▶ **Dataset records**:

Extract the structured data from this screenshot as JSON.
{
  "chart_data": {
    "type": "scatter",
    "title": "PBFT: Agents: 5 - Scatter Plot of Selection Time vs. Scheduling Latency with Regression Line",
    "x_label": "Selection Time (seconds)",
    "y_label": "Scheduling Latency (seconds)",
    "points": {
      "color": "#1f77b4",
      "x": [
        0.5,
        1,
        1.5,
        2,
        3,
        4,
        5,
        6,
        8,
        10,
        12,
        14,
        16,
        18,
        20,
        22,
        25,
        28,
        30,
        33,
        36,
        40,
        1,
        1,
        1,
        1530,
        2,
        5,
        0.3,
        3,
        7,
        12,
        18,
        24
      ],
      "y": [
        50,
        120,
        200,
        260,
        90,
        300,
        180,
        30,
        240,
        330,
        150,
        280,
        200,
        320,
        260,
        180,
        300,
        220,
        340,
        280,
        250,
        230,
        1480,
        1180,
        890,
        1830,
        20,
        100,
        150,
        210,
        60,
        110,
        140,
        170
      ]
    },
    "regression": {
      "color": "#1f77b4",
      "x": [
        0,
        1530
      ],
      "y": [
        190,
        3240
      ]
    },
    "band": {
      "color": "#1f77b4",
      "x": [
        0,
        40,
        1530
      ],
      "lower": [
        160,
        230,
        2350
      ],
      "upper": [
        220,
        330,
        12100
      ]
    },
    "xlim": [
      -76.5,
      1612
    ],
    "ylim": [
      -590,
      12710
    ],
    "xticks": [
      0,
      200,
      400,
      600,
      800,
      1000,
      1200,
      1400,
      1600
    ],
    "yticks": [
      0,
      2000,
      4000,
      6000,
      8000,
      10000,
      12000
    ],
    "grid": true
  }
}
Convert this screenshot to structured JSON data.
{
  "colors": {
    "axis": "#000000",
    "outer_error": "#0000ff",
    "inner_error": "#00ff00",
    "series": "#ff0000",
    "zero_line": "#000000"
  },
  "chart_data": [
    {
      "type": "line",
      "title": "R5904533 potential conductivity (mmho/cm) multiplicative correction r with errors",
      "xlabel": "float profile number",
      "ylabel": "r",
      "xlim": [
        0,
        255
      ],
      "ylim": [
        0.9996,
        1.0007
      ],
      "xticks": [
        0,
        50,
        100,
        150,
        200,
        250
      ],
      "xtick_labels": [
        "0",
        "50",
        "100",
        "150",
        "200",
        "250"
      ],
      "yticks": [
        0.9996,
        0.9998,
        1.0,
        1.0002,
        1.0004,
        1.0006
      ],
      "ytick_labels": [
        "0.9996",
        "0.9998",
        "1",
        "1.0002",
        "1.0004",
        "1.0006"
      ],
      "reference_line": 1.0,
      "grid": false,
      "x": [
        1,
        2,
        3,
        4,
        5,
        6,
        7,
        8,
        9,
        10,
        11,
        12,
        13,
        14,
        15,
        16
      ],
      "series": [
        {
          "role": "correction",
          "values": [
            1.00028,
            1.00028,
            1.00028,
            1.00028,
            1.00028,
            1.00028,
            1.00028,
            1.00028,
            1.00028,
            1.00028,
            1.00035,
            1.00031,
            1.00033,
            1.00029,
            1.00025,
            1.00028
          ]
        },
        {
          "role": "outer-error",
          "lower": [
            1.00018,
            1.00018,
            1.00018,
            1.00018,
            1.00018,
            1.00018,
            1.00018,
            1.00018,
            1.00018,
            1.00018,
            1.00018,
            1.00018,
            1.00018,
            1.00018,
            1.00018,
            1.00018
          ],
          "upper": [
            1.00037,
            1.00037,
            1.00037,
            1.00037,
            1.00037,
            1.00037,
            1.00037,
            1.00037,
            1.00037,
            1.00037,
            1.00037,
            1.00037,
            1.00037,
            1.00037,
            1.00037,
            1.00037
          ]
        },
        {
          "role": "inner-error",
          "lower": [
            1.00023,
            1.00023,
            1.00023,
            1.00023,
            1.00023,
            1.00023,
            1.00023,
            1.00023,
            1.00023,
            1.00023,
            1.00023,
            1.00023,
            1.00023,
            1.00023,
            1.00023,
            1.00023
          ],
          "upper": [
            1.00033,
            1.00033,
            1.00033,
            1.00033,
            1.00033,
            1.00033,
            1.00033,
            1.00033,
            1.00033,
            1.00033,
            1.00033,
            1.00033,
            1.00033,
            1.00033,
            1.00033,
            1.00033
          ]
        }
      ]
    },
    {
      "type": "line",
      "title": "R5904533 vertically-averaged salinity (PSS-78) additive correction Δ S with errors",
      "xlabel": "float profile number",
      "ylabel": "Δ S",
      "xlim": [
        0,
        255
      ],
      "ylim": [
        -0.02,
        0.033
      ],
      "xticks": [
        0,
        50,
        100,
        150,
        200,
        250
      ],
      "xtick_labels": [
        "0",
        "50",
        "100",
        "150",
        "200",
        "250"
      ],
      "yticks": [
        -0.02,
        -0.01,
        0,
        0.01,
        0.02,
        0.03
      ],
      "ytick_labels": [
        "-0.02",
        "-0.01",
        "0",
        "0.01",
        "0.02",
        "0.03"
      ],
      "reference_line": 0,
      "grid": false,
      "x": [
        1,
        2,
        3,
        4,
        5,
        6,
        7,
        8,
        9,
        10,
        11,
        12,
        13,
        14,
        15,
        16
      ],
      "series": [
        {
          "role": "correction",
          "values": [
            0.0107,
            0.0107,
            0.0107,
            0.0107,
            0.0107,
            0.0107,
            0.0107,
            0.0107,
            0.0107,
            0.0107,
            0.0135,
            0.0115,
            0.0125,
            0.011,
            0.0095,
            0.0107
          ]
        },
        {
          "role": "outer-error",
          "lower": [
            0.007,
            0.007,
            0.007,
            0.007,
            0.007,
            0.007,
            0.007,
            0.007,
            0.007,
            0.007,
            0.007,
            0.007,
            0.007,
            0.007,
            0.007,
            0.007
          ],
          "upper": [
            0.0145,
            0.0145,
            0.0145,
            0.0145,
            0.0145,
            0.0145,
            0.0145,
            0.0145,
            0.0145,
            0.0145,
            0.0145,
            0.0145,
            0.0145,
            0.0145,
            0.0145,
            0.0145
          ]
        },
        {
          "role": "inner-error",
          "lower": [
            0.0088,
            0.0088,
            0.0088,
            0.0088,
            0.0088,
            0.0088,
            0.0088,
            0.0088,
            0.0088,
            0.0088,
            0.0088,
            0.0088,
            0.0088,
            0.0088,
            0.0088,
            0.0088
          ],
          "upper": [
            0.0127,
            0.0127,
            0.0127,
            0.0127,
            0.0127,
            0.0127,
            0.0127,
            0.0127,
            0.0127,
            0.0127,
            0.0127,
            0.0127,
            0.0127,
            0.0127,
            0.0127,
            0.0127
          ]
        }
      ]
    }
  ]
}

▶ **THE EXERCISE**: Pull out all lines from the listing that contain the string "screenshot".

▶ **RESPONSE TO THIS EXERCISE**:
Extract the structured data from this screenshot as JSON.
Convert this screenshot to structured JSON data.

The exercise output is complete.